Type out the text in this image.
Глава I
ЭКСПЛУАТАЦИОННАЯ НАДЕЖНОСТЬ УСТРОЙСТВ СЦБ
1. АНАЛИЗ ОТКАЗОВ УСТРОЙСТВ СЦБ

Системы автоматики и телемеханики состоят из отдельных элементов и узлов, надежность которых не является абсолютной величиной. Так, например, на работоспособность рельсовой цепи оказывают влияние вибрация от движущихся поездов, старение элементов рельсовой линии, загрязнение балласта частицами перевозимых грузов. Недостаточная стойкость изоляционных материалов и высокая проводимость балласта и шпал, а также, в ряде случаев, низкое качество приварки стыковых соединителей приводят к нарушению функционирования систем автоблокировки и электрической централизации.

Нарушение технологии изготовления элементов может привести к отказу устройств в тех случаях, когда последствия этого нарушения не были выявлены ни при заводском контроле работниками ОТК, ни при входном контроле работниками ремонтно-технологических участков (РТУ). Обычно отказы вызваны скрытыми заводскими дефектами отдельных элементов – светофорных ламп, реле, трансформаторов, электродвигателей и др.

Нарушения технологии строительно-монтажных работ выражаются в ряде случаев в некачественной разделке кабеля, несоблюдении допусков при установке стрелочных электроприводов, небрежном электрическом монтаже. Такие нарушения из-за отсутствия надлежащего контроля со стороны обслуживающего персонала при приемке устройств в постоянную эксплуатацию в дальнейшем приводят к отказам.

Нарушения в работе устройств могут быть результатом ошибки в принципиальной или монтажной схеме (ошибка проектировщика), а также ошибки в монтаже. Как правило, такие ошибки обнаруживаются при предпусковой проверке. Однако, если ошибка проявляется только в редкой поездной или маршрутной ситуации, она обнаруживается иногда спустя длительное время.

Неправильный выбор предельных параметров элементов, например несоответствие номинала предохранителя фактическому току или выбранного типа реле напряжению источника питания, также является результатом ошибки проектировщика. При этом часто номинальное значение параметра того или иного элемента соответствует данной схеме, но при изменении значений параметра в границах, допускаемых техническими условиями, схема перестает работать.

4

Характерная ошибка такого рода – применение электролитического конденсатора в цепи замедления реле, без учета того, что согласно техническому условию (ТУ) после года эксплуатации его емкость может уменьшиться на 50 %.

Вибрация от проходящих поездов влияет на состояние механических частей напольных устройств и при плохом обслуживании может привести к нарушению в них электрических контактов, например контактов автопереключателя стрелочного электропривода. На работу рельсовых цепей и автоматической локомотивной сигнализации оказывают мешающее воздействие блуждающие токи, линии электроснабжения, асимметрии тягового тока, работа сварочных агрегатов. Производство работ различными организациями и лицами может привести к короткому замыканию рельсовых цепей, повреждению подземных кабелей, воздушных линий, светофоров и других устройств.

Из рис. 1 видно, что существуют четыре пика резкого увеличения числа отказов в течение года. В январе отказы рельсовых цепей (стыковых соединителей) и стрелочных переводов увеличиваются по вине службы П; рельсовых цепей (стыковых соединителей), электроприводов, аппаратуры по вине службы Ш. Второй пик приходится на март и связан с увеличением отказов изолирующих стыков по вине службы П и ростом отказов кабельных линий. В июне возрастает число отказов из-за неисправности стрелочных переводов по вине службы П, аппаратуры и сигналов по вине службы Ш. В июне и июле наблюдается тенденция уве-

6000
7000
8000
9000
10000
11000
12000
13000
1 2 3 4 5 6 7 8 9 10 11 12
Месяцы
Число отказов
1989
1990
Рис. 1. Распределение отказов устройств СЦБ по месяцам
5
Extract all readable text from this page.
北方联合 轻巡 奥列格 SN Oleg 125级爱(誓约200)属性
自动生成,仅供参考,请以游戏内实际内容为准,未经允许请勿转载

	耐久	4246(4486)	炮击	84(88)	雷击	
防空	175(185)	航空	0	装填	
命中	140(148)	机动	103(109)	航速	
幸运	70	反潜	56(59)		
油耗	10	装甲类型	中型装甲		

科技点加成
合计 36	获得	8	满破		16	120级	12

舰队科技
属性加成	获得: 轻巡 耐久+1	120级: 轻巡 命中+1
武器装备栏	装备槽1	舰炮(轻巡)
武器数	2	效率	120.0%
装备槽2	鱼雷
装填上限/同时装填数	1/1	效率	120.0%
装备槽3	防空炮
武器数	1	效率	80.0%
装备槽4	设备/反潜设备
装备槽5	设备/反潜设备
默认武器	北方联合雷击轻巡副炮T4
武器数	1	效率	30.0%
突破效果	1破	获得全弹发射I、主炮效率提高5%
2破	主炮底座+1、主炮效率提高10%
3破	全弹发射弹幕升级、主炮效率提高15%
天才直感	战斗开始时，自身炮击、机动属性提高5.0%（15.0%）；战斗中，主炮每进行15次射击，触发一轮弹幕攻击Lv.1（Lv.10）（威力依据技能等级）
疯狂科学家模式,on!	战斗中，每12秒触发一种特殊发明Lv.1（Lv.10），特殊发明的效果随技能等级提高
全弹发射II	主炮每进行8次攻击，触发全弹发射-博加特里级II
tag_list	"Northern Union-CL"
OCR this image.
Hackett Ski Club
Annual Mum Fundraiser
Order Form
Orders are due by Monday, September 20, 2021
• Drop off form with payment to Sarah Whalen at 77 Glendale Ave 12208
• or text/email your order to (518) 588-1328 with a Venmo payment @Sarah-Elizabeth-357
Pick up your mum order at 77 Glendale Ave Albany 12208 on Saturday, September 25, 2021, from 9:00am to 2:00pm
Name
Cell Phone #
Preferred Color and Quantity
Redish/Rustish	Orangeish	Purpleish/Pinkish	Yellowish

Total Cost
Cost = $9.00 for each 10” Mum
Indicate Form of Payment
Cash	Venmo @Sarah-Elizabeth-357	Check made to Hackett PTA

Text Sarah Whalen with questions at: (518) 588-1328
____
Your task is to gather every line with the word "September" and copy it.

COMPLETE RESPONSE:
Orders are due by Monday, September 20, 2021
Pick up your mum order at 77 Glendale Ave Albany 12208 on Saturday, September 25, 2021, from 9:00am to 2:00pm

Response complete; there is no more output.